Brief:
Extract the listing below in full, unchanged.
::: Exercise material
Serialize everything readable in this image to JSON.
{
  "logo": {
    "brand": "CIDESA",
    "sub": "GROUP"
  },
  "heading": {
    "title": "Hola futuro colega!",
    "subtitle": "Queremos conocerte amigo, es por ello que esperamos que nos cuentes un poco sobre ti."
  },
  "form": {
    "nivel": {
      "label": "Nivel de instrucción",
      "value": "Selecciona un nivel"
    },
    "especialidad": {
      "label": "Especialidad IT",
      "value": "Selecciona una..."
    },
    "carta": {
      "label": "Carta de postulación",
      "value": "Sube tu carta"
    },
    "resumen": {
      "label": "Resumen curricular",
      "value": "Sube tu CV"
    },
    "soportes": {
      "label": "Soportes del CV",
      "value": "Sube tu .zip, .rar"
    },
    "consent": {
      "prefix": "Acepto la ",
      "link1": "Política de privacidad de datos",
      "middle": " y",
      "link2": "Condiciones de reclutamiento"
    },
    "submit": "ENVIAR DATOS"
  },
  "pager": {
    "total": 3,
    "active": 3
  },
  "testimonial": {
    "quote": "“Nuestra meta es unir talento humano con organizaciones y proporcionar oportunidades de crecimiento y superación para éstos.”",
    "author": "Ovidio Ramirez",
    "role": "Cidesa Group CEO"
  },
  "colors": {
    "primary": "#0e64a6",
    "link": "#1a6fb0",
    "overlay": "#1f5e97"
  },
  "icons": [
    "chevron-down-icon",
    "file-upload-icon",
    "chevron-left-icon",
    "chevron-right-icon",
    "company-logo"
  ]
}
::::::
Reply:
Serialize everything readable in this image to JSON.
{
  "logo": {
    "brand": "CIDESA",
    "sub": "GROUP"
  },
  "heading": {
    "title": "Hola futuro colega!",
    "subtitle": "Queremos conocerte amigo, es por ello que esperamos que nos cuentes un poco sobre ti."
  },
  "form": {
    "nivel": {
      "label": "Nivel de instrucción",
      "value": "Selecciona un nivel"
    },
    "especialidad": {
      "label": "Especialidad IT",
      "value": "Selecciona una..."
    },
    "carta": {
      "label": "Carta de postulación",
      "value": "Sube tu carta"
    },
    "resumen": {
      "label": "Resumen curricular",
      "value": "Sube tu CV"
    },
    "soportes": {
      "label": "Soportes del CV",
      "value": "Sube tu .zip, .rar"
    },
    "consent": {
      "prefix": "Acepto la ",
      "link1": "Política de privacidad de datos",
      "middle": " y",
      "link2": "Condiciones de reclutamiento"
    },
    "submit": "ENVIAR DATOS"
  },
  "pager": {
    "total": 3,
    "active": 3
  },
  "testimonial": {
    "quote": "“Nuestra meta es unir talento humano con organizaciones y proporcionar oportunidades de crecimiento y superación para éstos.”",
    "author": "Ovidio Ramirez",
    "role": "Cidesa Group CEO"
  },
  "colors": {
    "primary": "#0e64a6",
    "link": "#1a6fb0",
    "overlay": "#1f5e97"
  },
  "icons": [
    "chevron-down-icon",
    "file-upload-icon",
    "chevron-left-icon",
    "chevron-right-icon",
    "company-logo"
  ]
}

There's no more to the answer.